» **The exercise**: Copy out every line of the records where the string "ylabel" occurs.

» **Task input**:
◆ ◆ ◆ ◆ ◆

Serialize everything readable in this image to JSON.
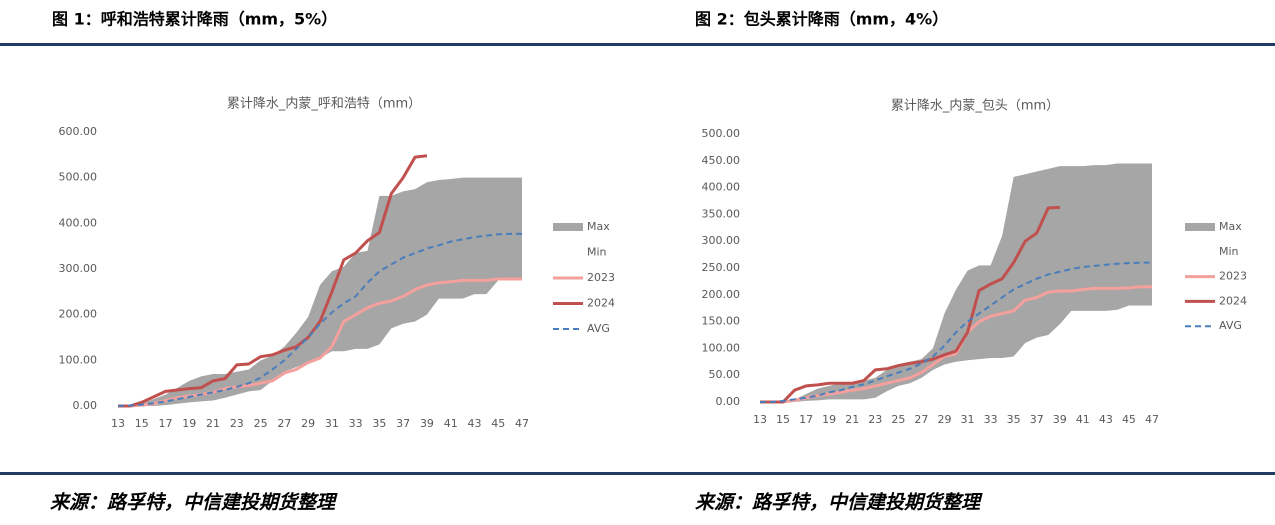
{
  "captions": [
    "图 1：呼和浩特累计降雨（mm，5%）",
    "图 2：包头累计降雨（mm，4%）"
  ],
  "sources": [
    "来源：路孚特，中信建投期货整理",
    "来源：路孚特，中信建投期货整理"
  ],
  "chart_data": [
    {
      "type": "line",
      "title": "累计降水_内蒙_呼和浩特（mm）",
      "x": [
        13,
        14,
        15,
        16,
        17,
        18,
        19,
        20,
        21,
        22,
        23,
        24,
        25,
        26,
        27,
        28,
        29,
        30,
        31,
        32,
        33,
        34,
        35,
        36,
        37,
        38,
        39,
        40,
        41,
        42,
        43,
        44,
        45,
        46,
        47
      ],
      "xlim": [
        13,
        47
      ],
      "xticks": [
        13,
        15,
        17,
        19,
        21,
        23,
        25,
        27,
        29,
        31,
        33,
        35,
        37,
        39,
        41,
        43,
        45,
        47
      ],
      "ylim": [
        0,
        600
      ],
      "yticks": [
        {
          "value": 0,
          "label": "0.00"
        },
        {
          "value": 100,
          "label": "100.00"
        },
        {
          "value": 200,
          "label": "200.00"
        },
        {
          "value": 300,
          "label": "300.00"
        },
        {
          "value": 400,
          "label": "400.00"
        },
        {
          "value": 500,
          "label": "500.00"
        },
        {
          "value": 600,
          "label": "600.00"
        }
      ],
      "legend": "right",
      "series": [
        {
          "name": "Max",
          "color": "#a6a6a6",
          "style": "area",
          "values": [
            0,
            2,
            5,
            15,
            25,
            40,
            55,
            65,
            70,
            70,
            75,
            80,
            100,
            110,
            130,
            160,
            195,
            265,
            295,
            305,
            335,
            340,
            460,
            460,
            470,
            475,
            490,
            495,
            497,
            500,
            500,
            500,
            500,
            500,
            500
          ]
        },
        {
          "name": "Min",
          "color": "#ffffff",
          "style": "area",
          "values": [
            0,
            0,
            0,
            0,
            2,
            5,
            8,
            10,
            12,
            18,
            25,
            32,
            35,
            55,
            75,
            85,
            95,
            105,
            120,
            120,
            125,
            125,
            135,
            170,
            180,
            185,
            200,
            235,
            235,
            235,
            245,
            245,
            275,
            275,
            275
          ]
        },
        {
          "name": "2023",
          "color": "#f4a09c",
          "style": "line",
          "values": [
            0,
            0,
            2,
            5,
            12,
            18,
            22,
            25,
            30,
            38,
            42,
            45,
            50,
            55,
            72,
            80,
            95,
            105,
            130,
            185,
            200,
            215,
            225,
            230,
            240,
            255,
            265,
            270,
            272,
            275,
            275,
            275,
            278,
            278,
            278
          ]
        },
        {
          "name": "2024",
          "color": "#c0504d",
          "style": "line",
          "values": [
            0,
            0,
            8,
            20,
            32,
            35,
            38,
            40,
            55,
            60,
            90,
            92,
            108,
            112,
            122,
            130,
            150,
            185,
            250,
            320,
            335,
            362,
            380,
            465,
            500,
            545,
            548,
            null,
            null,
            null,
            null,
            null,
            null,
            null,
            null
          ]
        },
        {
          "name": "AVG",
          "color": "#4a7ebb",
          "style": "dashed",
          "values": [
            0,
            1,
            3,
            6,
            10,
            15,
            20,
            25,
            30,
            35,
            42,
            50,
            62,
            80,
            100,
            125,
            150,
            180,
            205,
            225,
            240,
            270,
            295,
            310,
            325,
            335,
            345,
            352,
            360,
            365,
            370,
            373,
            376,
            377,
            377
          ]
        }
      ]
    },
    {
      "type": "line",
      "title": "累计降水_内蒙_包头（mm）",
      "x": [
        13,
        14,
        15,
        16,
        17,
        18,
        19,
        20,
        21,
        22,
        23,
        24,
        25,
        26,
        27,
        28,
        29,
        30,
        31,
        32,
        33,
        34,
        35,
        36,
        37,
        38,
        39,
        40,
        41,
        42,
        43,
        44,
        45,
        46,
        47
      ],
      "xlim": [
        13,
        47
      ],
      "xticks": [
        13,
        15,
        17,
        19,
        21,
        23,
        25,
        27,
        29,
        31,
        33,
        35,
        37,
        39,
        41,
        43,
        45,
        47
      ],
      "ylim": [
        0,
        500
      ],
      "yticks": [
        {
          "value": 0,
          "label": "0.00"
        },
        {
          "value": 50,
          "label": "50.00"
        },
        {
          "value": 100,
          "label": "100.00"
        },
        {
          "value": 150,
          "label": "150.00"
        },
        {
          "value": 200,
          "label": "200.00"
        },
        {
          "value": 250,
          "label": "250.00"
        },
        {
          "value": 300,
          "label": "300.00"
        },
        {
          "value": 350,
          "label": "350.00"
        },
        {
          "value": 400,
          "label": "400.00"
        },
        {
          "value": 450,
          "label": "450.00"
        },
        {
          "value": 500,
          "label": "500.00"
        }
      ],
      "legend": "right",
      "series": [
        {
          "name": "Max",
          "color": "#a6a6a6",
          "style": "area",
          "values": [
            0,
            0,
            0,
            5,
            15,
            25,
            30,
            35,
            35,
            40,
            45,
            60,
            70,
            75,
            80,
            100,
            165,
            210,
            245,
            255,
            255,
            310,
            420,
            425,
            430,
            435,
            440,
            440,
            440,
            442,
            442,
            445,
            445,
            445,
            445
          ]
        },
        {
          "name": "Min",
          "color": "#ffffff",
          "style": "area",
          "values": [
            0,
            0,
            0,
            0,
            2,
            3,
            5,
            5,
            5,
            5,
            8,
            20,
            30,
            35,
            45,
            60,
            70,
            75,
            78,
            80,
            82,
            82,
            85,
            110,
            120,
            125,
            145,
            170,
            170,
            170,
            170,
            172,
            180,
            180,
            180
          ]
        },
        {
          "name": "2023",
          "color": "#f4a09c",
          "style": "line",
          "values": [
            0,
            0,
            0,
            3,
            8,
            12,
            15,
            18,
            22,
            25,
            30,
            35,
            40,
            45,
            55,
            70,
            85,
            90,
            130,
            150,
            160,
            165,
            170,
            190,
            195,
            205,
            207,
            207,
            210,
            212,
            212,
            212,
            213,
            215,
            215
          ]
        },
        {
          "name": "2024",
          "color": "#c0504d",
          "style": "line",
          "values": [
            0,
            0,
            0,
            22,
            30,
            32,
            35,
            35,
            35,
            40,
            60,
            62,
            68,
            72,
            75,
            80,
            88,
            95,
            130,
            208,
            220,
            230,
            260,
            300,
            315,
            362,
            363,
            null,
            null,
            null,
            null,
            null,
            null,
            null,
            null
          ]
        },
        {
          "name": "AVG",
          "color": "#4a7ebb",
          "style": "dashed",
          "values": [
            0,
            0,
            2,
            5,
            8,
            12,
            18,
            22,
            28,
            33,
            40,
            48,
            55,
            62,
            72,
            85,
            105,
            130,
            150,
            165,
            180,
            195,
            210,
            220,
            230,
            238,
            243,
            248,
            252,
            254,
            256,
            258,
            259,
            260,
            260
          ]
        }
      ]
    }
  ]
}
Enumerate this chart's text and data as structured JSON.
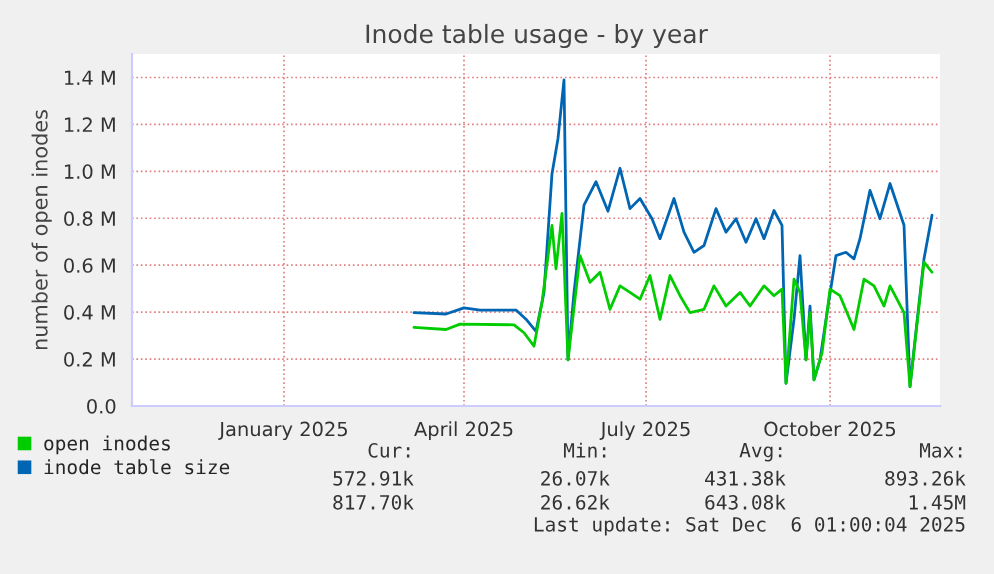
{
  "chart_data": {
    "type": "line",
    "title": "Inode table usage - by year",
    "ylabel": "number of open inodes",
    "xlim": [
      "2024-10-17",
      "2025-11-25"
    ],
    "xticks": [
      {
        "value": "2025-01-01",
        "label": "January 2025"
      },
      {
        "value": "2025-04-01",
        "label": "April 2025"
      },
      {
        "value": "2025-07-01",
        "label": "July 2025"
      },
      {
        "value": "2025-10-01",
        "label": "October 2025"
      }
    ],
    "ylim": [
      0,
      1500000
    ],
    "yticks": [
      {
        "value": 0,
        "label": "0.0"
      },
      {
        "value": 200000,
        "label": "0.2 M"
      },
      {
        "value": 400000,
        "label": "0.4 M"
      },
      {
        "value": 600000,
        "label": "0.6 M"
      },
      {
        "value": 800000,
        "label": "0.8 M"
      },
      {
        "value": 1000000,
        "label": "1.0 M"
      },
      {
        "value": 1200000,
        "label": "1.2 M"
      },
      {
        "value": 1400000,
        "label": "1.4 M"
      }
    ],
    "grid": true,
    "legend": "bottom left",
    "series": [
      {
        "name": "open inodes",
        "color": "#00cc00",
        "x": [
          "2025-03-07",
          "2025-03-23",
          "2025-03-30",
          "2025-04-26",
          "2025-05-01",
          "2025-05-06",
          "2025-05-10",
          "2025-05-15",
          "2025-05-17",
          "2025-05-20",
          "2025-05-23",
          "2025-05-29",
          "2025-06-03",
          "2025-06-08",
          "2025-06-13",
          "2025-06-18",
          "2025-06-23",
          "2025-06-28",
          "2025-07-03",
          "2025-07-08",
          "2025-07-13",
          "2025-07-18",
          "2025-07-23",
          "2025-07-30",
          "2025-08-04",
          "2025-08-10",
          "2025-08-17",
          "2025-08-22",
          "2025-08-29",
          "2025-09-03",
          "2025-09-07",
          "2025-09-09",
          "2025-09-13",
          "2025-09-16",
          "2025-09-19",
          "2025-09-21",
          "2025-09-23",
          "2025-09-27",
          "2025-10-01",
          "2025-10-06",
          "2025-10-13",
          "2025-10-18",
          "2025-10-23",
          "2025-10-28",
          "2025-10-31",
          "2025-11-07",
          "2025-11-10",
          "2025-11-17",
          "2025-11-21"
        ],
        "values": [
          335000,
          326000,
          349000,
          346000,
          312000,
          255000,
          441000,
          770000,
          584000,
          821000,
          197000,
          641000,
          527000,
          570000,
          412000,
          512000,
          484000,
          455000,
          556000,
          369000,
          556000,
          470000,
          398000,
          412000,
          512000,
          426000,
          484000,
          426000,
          512000,
          470000,
          498000,
          97000,
          541000,
          484000,
          197000,
          398000,
          111000,
          226000,
          498000,
          470000,
          326000,
          541000,
          512000,
          426000,
          512000,
          398000,
          83000,
          613000,
          570000
        ]
      },
      {
        "name": "inode table size",
        "color": "#0066b3",
        "x": [
          "2025-03-07",
          "2025-03-23",
          "2025-04-01",
          "2025-04-09",
          "2025-04-22",
          "2025-04-27",
          "2025-05-02",
          "2025-05-07",
          "2025-05-11",
          "2025-05-15",
          "2025-05-18",
          "2025-05-21",
          "2025-05-23",
          "2025-05-26",
          "2025-05-31",
          "2025-06-06",
          "2025-06-12",
          "2025-06-18",
          "2025-06-23",
          "2025-06-28",
          "2025-07-04",
          "2025-07-08",
          "2025-07-15",
          "2025-07-20",
          "2025-07-25",
          "2025-07-30",
          "2025-08-05",
          "2025-08-10",
          "2025-08-15",
          "2025-08-20",
          "2025-08-25",
          "2025-08-29",
          "2025-09-03",
          "2025-09-07",
          "2025-09-09",
          "2025-09-13",
          "2025-09-16",
          "2025-09-19",
          "2025-09-21",
          "2025-09-23",
          "2025-09-26",
          "2025-09-29",
          "2025-10-04",
          "2025-10-09",
          "2025-10-13",
          "2025-10-16",
          "2025-10-21",
          "2025-10-26",
          "2025-10-31",
          "2025-11-07",
          "2025-11-10",
          "2025-11-14",
          "2025-11-17",
          "2025-11-21"
        ],
        "values": [
          398000,
          392000,
          418000,
          409000,
          409000,
          409000,
          370000,
          318000,
          484000,
          990000,
          1140000,
          1390000,
          197000,
          484000,
          856000,
          956000,
          830000,
          1013000,
          841000,
          884000,
          798000,
          713000,
          884000,
          741000,
          655000,
          684000,
          841000,
          741000,
          798000,
          698000,
          798000,
          713000,
          833000,
          770000,
          97000,
          369000,
          641000,
          197000,
          426000,
          111000,
          197000,
          369000,
          641000,
          655000,
          627000,
          713000,
          919000,
          798000,
          948000,
          770000,
          83000,
          398000,
          627000,
          813000
        ]
      }
    ],
    "annotations": [
      "Cur:",
      "Min:",
      "Avg:",
      "Max:",
      "572.91k",
      "26.07k",
      "431.38k",
      "893.26k",
      "817.70k",
      "26.62k",
      "643.08k",
      "1.45M",
      "Last update: Sat Dec  6 01:00:04 2025"
    ]
  }
}
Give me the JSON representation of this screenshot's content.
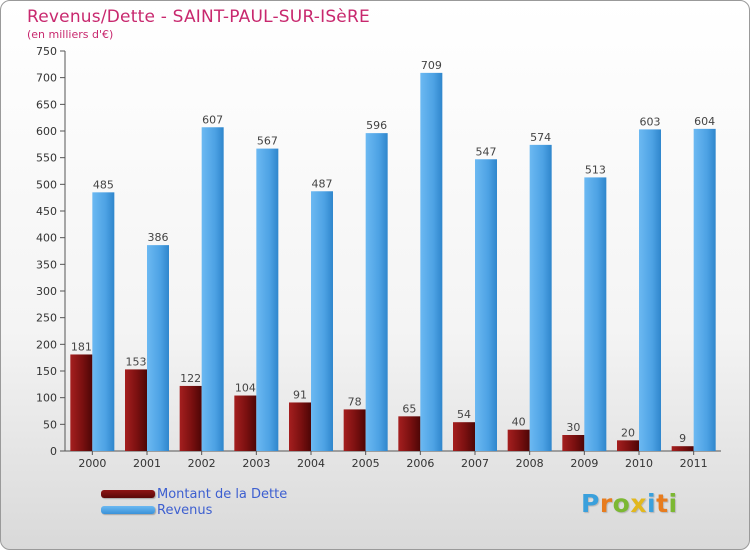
{
  "header": {
    "title": "Revenus/Dette - SAINT-PAUL-SUR-ISèRE",
    "subtitle": "(en milliers d'€)"
  },
  "legend": {
    "dette_label": "Montant de la Dette",
    "revenus_label": "Revenus"
  },
  "logo": {
    "letters": [
      "P",
      "r",
      "o",
      "x",
      "i",
      "t",
      "i"
    ],
    "colors": [
      "#3aa0dc",
      "#e77c1e",
      "#7cb833",
      "#e2b81e",
      "#3aa0dc",
      "#e77c1e",
      "#7cb833"
    ]
  },
  "colors": {
    "title": "#c8286e",
    "dette": "#7a1010",
    "revenus": "#55a6e6",
    "legend_text": "#3d5fd0"
  },
  "chart_data": {
    "type": "bar",
    "title": "Revenus/Dette - SAINT-PAUL-SUR-ISèRE",
    "ylabel": "(en milliers d'€)",
    "xlabel": "",
    "ylim": [
      0,
      750
    ],
    "ytick_step": 50,
    "grid": false,
    "legend_position": "bottom-left",
    "categories": [
      "2000",
      "2001",
      "2002",
      "2003",
      "2004",
      "2005",
      "2006",
      "2007",
      "2008",
      "2009",
      "2010",
      "2011"
    ],
    "series": [
      {
        "name": "Montant de la Dette",
        "values": [
          181,
          153,
          122,
          104,
          91,
          78,
          65,
          54,
          40,
          30,
          20,
          9
        ]
      },
      {
        "name": "Revenus",
        "values": [
          485,
          386,
          607,
          567,
          487,
          596,
          709,
          547,
          574,
          513,
          603,
          604
        ]
      }
    ]
  }
}
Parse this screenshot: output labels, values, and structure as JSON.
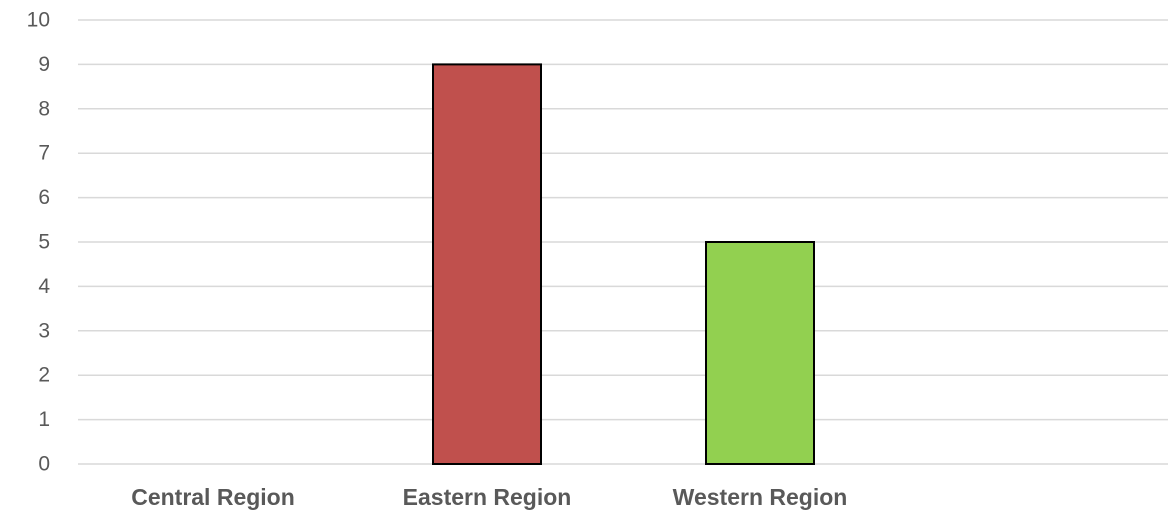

◆ ◆ ◆ ◆ ◆

» **Task result**:
    "ylabel": "number of open inodes",
    "ylabel": "(en milliers d'€)",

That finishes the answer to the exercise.